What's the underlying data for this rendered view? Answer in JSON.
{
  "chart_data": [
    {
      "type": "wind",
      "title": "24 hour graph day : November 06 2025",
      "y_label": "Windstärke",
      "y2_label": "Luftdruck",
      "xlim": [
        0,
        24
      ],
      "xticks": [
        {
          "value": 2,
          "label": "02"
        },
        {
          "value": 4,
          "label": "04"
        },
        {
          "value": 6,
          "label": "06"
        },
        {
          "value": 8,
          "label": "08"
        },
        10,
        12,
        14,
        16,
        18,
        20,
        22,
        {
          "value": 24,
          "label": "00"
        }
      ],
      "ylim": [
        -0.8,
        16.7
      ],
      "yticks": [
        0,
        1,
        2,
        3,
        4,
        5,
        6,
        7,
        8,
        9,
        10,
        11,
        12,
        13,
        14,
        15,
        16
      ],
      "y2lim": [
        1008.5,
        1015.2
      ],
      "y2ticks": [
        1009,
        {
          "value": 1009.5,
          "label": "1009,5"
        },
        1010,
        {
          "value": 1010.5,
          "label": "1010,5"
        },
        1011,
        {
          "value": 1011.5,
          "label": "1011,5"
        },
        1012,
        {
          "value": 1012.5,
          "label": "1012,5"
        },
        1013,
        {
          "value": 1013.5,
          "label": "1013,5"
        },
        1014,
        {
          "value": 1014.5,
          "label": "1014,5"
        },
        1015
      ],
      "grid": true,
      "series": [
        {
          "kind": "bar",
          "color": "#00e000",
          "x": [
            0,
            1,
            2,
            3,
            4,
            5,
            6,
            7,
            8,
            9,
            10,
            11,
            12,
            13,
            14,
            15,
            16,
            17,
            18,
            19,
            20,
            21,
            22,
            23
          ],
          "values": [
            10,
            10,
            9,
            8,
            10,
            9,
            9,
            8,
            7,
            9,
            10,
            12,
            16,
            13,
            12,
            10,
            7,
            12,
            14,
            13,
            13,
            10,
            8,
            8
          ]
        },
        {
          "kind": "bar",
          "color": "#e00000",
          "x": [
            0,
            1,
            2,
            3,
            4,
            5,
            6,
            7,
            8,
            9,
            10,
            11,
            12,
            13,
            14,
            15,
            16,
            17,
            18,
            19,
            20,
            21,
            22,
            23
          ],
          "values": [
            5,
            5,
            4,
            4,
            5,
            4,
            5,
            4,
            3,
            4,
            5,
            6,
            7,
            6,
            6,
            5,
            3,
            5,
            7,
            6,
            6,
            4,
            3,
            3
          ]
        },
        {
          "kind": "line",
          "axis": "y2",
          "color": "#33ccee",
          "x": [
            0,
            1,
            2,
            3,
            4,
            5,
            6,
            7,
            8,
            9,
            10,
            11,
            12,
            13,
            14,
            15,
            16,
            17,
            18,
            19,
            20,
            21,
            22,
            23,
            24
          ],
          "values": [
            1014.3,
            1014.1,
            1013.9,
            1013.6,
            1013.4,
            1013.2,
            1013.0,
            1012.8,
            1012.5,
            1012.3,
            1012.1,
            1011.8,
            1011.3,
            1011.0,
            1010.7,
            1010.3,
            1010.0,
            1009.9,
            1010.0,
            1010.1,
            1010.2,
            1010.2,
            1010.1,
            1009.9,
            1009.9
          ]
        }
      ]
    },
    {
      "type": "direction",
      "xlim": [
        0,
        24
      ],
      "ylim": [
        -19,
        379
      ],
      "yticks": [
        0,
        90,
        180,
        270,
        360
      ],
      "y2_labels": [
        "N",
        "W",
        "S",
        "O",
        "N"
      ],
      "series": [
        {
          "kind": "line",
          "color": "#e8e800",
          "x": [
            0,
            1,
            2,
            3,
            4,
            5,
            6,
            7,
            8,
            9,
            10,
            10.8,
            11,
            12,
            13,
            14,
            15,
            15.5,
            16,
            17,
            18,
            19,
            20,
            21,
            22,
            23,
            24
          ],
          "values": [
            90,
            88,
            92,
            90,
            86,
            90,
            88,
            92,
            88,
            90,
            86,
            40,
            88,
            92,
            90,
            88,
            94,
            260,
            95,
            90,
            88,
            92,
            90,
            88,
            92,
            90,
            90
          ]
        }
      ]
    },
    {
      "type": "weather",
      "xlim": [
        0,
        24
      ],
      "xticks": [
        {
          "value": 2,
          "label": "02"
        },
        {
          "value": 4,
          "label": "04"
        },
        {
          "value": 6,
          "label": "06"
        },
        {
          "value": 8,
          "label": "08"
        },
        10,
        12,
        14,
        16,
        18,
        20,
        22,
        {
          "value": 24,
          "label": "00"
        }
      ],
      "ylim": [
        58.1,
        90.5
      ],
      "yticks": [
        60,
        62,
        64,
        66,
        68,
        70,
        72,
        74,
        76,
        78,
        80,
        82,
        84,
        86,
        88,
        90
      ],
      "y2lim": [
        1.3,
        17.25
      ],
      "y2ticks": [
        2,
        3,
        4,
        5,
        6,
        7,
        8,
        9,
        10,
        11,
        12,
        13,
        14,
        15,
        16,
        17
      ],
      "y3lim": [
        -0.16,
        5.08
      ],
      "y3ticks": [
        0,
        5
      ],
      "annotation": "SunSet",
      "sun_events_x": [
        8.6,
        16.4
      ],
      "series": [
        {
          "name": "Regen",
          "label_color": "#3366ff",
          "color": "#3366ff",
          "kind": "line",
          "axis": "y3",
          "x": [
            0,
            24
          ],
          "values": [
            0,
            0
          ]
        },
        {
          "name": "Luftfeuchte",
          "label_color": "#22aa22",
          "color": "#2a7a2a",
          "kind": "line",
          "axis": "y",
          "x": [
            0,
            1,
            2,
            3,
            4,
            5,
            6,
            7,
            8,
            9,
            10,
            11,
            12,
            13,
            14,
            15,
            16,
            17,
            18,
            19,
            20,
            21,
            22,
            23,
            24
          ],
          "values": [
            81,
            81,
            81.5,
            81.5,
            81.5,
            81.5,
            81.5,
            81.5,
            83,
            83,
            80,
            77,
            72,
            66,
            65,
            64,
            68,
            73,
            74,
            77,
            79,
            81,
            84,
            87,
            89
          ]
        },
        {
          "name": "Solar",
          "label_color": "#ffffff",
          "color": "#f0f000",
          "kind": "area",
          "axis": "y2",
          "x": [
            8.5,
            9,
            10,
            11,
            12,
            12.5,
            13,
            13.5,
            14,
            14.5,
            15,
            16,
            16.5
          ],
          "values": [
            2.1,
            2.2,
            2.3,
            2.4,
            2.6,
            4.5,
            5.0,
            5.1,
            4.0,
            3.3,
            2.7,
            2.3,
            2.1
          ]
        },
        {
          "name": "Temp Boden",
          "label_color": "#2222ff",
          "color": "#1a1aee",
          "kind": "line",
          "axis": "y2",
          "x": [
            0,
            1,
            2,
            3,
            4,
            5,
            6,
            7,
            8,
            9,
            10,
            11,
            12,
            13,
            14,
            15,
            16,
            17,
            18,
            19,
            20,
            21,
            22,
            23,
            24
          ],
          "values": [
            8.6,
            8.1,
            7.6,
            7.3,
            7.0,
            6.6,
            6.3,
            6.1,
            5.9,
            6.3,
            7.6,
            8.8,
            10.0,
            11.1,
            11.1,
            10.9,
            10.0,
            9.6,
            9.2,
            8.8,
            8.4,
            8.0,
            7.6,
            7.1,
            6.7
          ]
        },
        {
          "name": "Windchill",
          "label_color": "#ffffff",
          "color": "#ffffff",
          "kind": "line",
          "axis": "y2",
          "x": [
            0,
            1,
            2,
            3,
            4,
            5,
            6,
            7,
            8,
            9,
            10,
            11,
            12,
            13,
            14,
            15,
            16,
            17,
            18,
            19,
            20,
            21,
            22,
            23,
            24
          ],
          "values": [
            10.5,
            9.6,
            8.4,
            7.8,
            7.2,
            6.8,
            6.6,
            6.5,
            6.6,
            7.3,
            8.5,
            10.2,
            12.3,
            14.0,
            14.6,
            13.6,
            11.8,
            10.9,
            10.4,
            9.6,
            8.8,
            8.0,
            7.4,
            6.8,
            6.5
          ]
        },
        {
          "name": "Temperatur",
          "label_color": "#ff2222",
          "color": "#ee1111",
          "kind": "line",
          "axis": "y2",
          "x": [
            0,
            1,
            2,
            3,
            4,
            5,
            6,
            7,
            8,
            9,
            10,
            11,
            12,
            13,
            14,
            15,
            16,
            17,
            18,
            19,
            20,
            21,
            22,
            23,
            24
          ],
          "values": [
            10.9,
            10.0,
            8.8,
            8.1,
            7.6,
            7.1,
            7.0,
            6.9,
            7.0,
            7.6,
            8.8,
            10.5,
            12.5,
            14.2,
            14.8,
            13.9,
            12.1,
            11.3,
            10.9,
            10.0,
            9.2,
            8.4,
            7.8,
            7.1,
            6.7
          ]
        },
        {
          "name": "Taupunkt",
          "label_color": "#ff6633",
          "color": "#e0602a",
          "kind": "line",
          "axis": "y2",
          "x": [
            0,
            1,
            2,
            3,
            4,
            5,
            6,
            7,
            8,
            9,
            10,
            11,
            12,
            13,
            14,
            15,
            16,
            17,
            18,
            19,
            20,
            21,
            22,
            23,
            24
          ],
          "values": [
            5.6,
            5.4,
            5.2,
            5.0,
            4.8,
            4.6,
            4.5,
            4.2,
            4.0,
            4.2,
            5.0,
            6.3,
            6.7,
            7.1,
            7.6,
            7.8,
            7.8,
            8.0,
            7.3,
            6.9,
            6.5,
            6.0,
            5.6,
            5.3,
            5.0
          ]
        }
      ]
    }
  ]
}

▬▬▬▬▬▬

From the data above, copy each line that has the string "name".

### Exercise answer
          "name": "Regen",
          "name": "Luftfeuchte",
          "name": "Solar",
          "name": "Temp Boden",
          "name": "Windchill",
          "name": "Temperatur",
          "name": "Taupunkt",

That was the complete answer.